● **PROBLEM TO WORK ON**: Below are some records; return each one exactly.

● **EXTRACTED MATERIAL**:
+ + + +
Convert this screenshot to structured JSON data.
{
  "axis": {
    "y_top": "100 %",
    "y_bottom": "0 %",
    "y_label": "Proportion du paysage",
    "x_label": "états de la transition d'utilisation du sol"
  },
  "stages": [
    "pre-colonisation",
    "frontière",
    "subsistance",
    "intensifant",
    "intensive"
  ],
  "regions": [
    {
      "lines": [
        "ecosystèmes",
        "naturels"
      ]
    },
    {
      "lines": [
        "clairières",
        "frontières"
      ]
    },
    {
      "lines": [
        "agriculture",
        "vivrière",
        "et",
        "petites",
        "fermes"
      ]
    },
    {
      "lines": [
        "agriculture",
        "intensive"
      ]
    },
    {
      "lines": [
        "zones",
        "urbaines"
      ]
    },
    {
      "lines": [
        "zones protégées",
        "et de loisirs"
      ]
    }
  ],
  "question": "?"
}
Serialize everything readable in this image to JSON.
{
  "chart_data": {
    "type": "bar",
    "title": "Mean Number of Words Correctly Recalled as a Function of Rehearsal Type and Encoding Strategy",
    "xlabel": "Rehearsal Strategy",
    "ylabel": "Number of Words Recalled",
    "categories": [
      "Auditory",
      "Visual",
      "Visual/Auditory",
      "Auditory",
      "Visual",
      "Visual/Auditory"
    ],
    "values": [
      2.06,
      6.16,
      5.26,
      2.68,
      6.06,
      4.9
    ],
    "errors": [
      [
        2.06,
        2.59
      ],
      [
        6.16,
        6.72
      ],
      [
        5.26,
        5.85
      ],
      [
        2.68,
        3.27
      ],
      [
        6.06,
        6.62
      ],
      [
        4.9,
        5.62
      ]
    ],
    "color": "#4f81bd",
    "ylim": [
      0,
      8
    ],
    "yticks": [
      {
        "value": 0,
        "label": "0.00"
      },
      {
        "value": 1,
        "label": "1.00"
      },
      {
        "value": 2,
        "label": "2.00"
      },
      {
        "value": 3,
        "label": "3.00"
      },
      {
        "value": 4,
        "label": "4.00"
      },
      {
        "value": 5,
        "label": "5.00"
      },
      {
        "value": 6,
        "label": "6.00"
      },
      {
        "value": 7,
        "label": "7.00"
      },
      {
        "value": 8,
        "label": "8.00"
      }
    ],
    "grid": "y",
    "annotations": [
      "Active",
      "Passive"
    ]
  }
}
+ + + +
● **THE OUTPUT**:
Convert this screenshot to structured JSON data.
{
  "axis": {
    "y_top": "100 %",
    "y_bottom": "0 %",
    "y_label": "Proportion du paysage",
    "x_label": "états de la transition d'utilisation du sol"
  },
  "stages": [
    "pre-colonisation",
    "frontière",
    "subsistance",
    "intensifant",
    "intensive"
  ],
  "regions": [
    {
      "lines": [
        "ecosystèmes",
        "naturels"
      ]
    },
    {
      "lines": [
        "clairières",
        "frontières"
      ]
    },
    {
      "lines": [
        "agriculture",
        "vivrière",
        "et",
        "petites",
        "fermes"
      ]
    },
    {
      "lines": [
        "agriculture",
        "intensive"
      ]
    },
    {
      "lines": [
        "zones",
        "urbaines"
      ]
    },
    {
      "lines": [
        "zones protégées",
        "et de loisirs"
      ]
    }
  ],
  "question": "?"
}
Serialize everything readable in this image to JSON.
{
  "chart_data": {
    "type": "bar",
    "title": "Mean Number of Words Correctly Recalled as a Function of Rehearsal Type and Encoding Strategy",
    "xlabel": "Rehearsal Strategy",
    "ylabel": "Number of Words Recalled",
    "categories": [
      "Auditory",
      "Visual",
      "Visual/Auditory",
      "Auditory",
      "Visual",
      "Visual/Auditory"
    ],
    "values": [
      2.06,
      6.16,
      5.26,
      2.68,
      6.06,
      4.9
    ],
    "errors": [
      [
        2.06,
        2.59
      ],
      [
        6.16,
        6.72
      ],
      [
        5.26,
        5.85
      ],
      [
        2.68,
        3.27
      ],
      [
        6.06,
        6.62
      ],
      [
        4.9,
        5.62
      ]
    ],
    "color": "#4f81bd",
    "ylim": [
      0,
      8
    ],
    "yticks": [
      {
        "value": 0,
        "label": "0.00"
      },
      {
        "value": 1,
        "label": "1.00"
      },
      {
        "value": 2,
        "label": "2.00"
      },
      {
        "value": 3,
        "label": "3.00"
      },
      {
        "value": 4,
        "label": "4.00"
      },
      {
        "value": 5,
        "label": "5.00"
      },
      {
        "value": 6,
        "label": "6.00"
      },
      {
        "value": 7,
        "label": "7.00"
      },
      {
        "value": 8,
        "label": "8.00"
      }
    ],
    "grid": "y",
    "annotations": [
      "Active",
      "Passive"
    ]
  }
}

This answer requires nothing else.